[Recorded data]
((

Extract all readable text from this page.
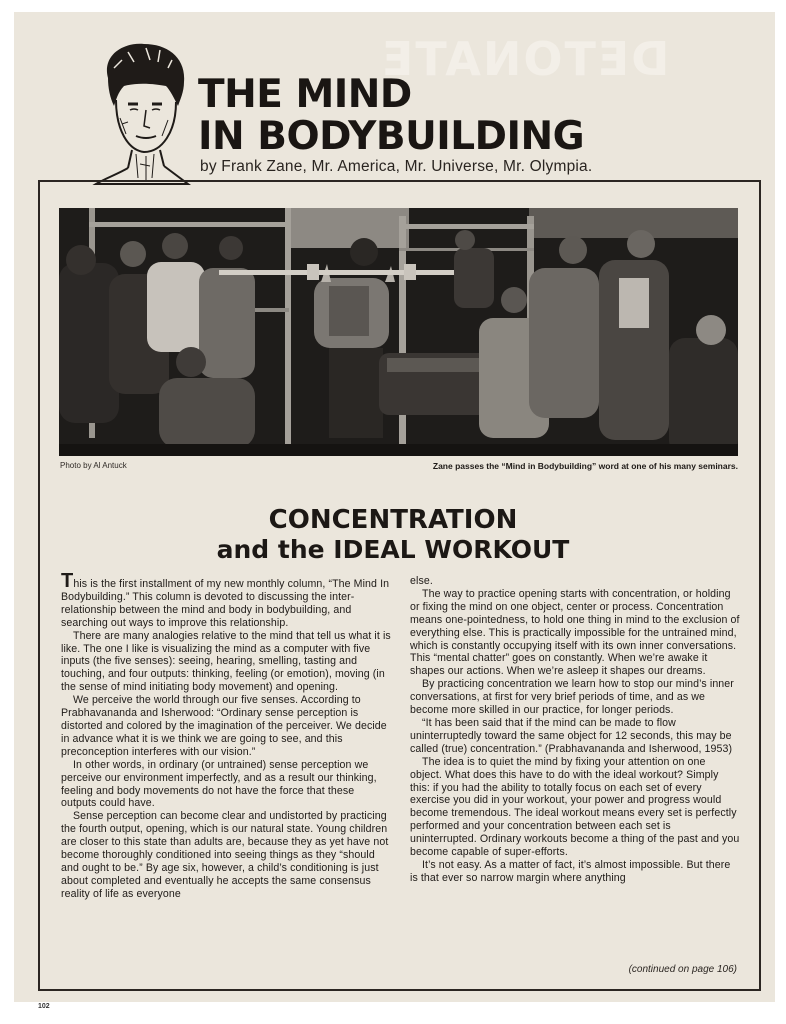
DETONATE
THE MIND
IN BODYBUILDING
by Frank Zane, Mr. America, Mr. Universe, Mr. Olympia.
Photo by Al Antuck	Zane passes the “Mind in Bodybuilding” word at one of his many seminars.
CONCENTRATION
and the IDEAL WORKOUT

This is the first installment of my new monthly column, “The Mind In Bodybuilding.” This column is devoted to discussing the inter-relationship between the mind and body in bodybuilding, and searching out ways to improve this relationship.

There are many analogies relative to the mind that tell us what it is like. The one I like is visualizing the mind as a computer with five inputs (the five senses): seeing, hearing, smelling, tasting and touching, and four outputs: thinking, feeling (or emotion), moving (in the sense of mind initiating body movement) and opening.

We perceive the world through our five senses. According to Prabhavananda and Isherwood: “Ordinary sense perception is distorted and colored by the imagination of the perceiver. We decide in advance what it is we think we are going to see, and this preconception interferes with our vision.”

In other words, in ordinary (or untrained) sense perception we perceive our environment imperfectly, and as a result our thinking, feeling and body movements do not have the force that these outputs could have.

Sense perception can become clear and undistorted by practicing the fourth output, opening, which is our natural state. Young children are closer to this state than adults are, because they as yet have not become thoroughly conditioned into seeing things as they “should and ought to be.” By age six, however, a child’s conditioning is just about completed and eventually he accepts the same consensus reality of life as everyone

else.

The way to practice opening starts with concentration, or holding or fixing the mind on one object, center or process. Concentration means one-pointedness, to hold one thing in mind to the exclusion of everything else. This is practically impossible for the untrained mind, which is constantly occupying itself with its own inner conversations. This “mental chatter” goes on constantly. When we’re awake it shapes our actions. When we’re asleep it shapes our dreams.

By practicing concentration we learn how to stop our mind’s inner conversations, at first for very brief periods of time, and as we become more skilled in our practice, for longer periods.

“It has been said that if the mind can be made to flow uninterruptedly toward the same object for 12 seconds, this may be called (true) concentration.” (Prabhavananda and Isherwood, 1953)

The idea is to quiet the mind by fixing your attention on one object. What does this have to do with the ideal workout? Simply this: if you had the ability to totally focus on each set of every exercise you did in your workout, your power and progress would become tremendous. The ideal workout means every set is perfectly performed and your concentration between each set is uninterrupted. Ordinary workouts become a thing of the past and you become capable of super-efforts.

It’s not easy. As a matter of fact, it’s almost impossible. But there is that ever so narrow margin where anything

(continued on page 106)
102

))

(OBJECTIVE)
Each record above should come back exactly the same, only without its pictures.

(CORRECT ANSWER)
Extract all readable text from this page.
DETONATE
THE MIND
IN BODYBUILDING
by Frank Zane, Mr. America, Mr. Universe, Mr. Olympia.
Photo by Al Antuck	Zane passes the “Mind in Bodybuilding” word at one of his many seminars.
CONCENTRATION
and the IDEAL WORKOUT

This is the first installment of my new monthly column, “The Mind In Bodybuilding.” This column is devoted to discussing the inter-relationship between the mind and body in bodybuilding, and searching out ways to improve this relationship.

There are many analogies relative to the mind that tell us what it is like. The one I like is visualizing the mind as a computer with five inputs (the five senses): seeing, hearing, smelling, tasting and touching, and four outputs: thinking, feeling (or emotion), moving (in the sense of mind initiating body movement) and opening.

We perceive the world through our five senses. According to Prabhavananda and Isherwood: “Ordinary sense perception is distorted and colored by the imagination of the perceiver. We decide in advance what it is we think we are going to see, and this preconception interferes with our vision.”

In other words, in ordinary (or untrained) sense perception we perceive our environment imperfectly, and as a result our thinking, feeling and body movements do not have the force that these outputs could have.

Sense perception can become clear and undistorted by practicing the fourth output, opening, which is our natural state. Young children are closer to this state than adults are, because they as yet have not become thoroughly conditioned into seeing things as they “should and ought to be.” By age six, however, a child’s conditioning is just about completed and eventually he accepts the same consensus reality of life as everyone

else.

The way to practice opening starts with concentration, or holding or fixing the mind on one object, center or process. Concentration means one-pointedness, to hold one thing in mind to the exclusion of everything else. This is practically impossible for the untrained mind, which is constantly occupying itself with its own inner conversations. This “mental chatter” goes on constantly. When we’re awake it shapes our actions. When we’re asleep it shapes our dreams.

By practicing concentration we learn how to stop our mind’s inner conversations, at first for very brief periods of time, and as we become more skilled in our practice, for longer periods.

“It has been said that if the mind can be made to flow uninterruptedly toward the same object for 12 seconds, this may be called (true) concentration.” (Prabhavananda and Isherwood, 1953)

The idea is to quiet the mind by fixing your attention on one object. What does this have to do with the ideal workout? Simply this: if you had the ability to totally focus on each set of every exercise you did in your workout, your power and progress would become tremendous. The ideal workout means every set is perfectly performed and your concentration between each set is uninterrupted. Ordinary workouts become a thing of the past and you become capable of super-efforts.

It’s not easy. As a matter of fact, it’s almost impossible. But there is that ever so narrow margin where anything

(continued on page 106)
102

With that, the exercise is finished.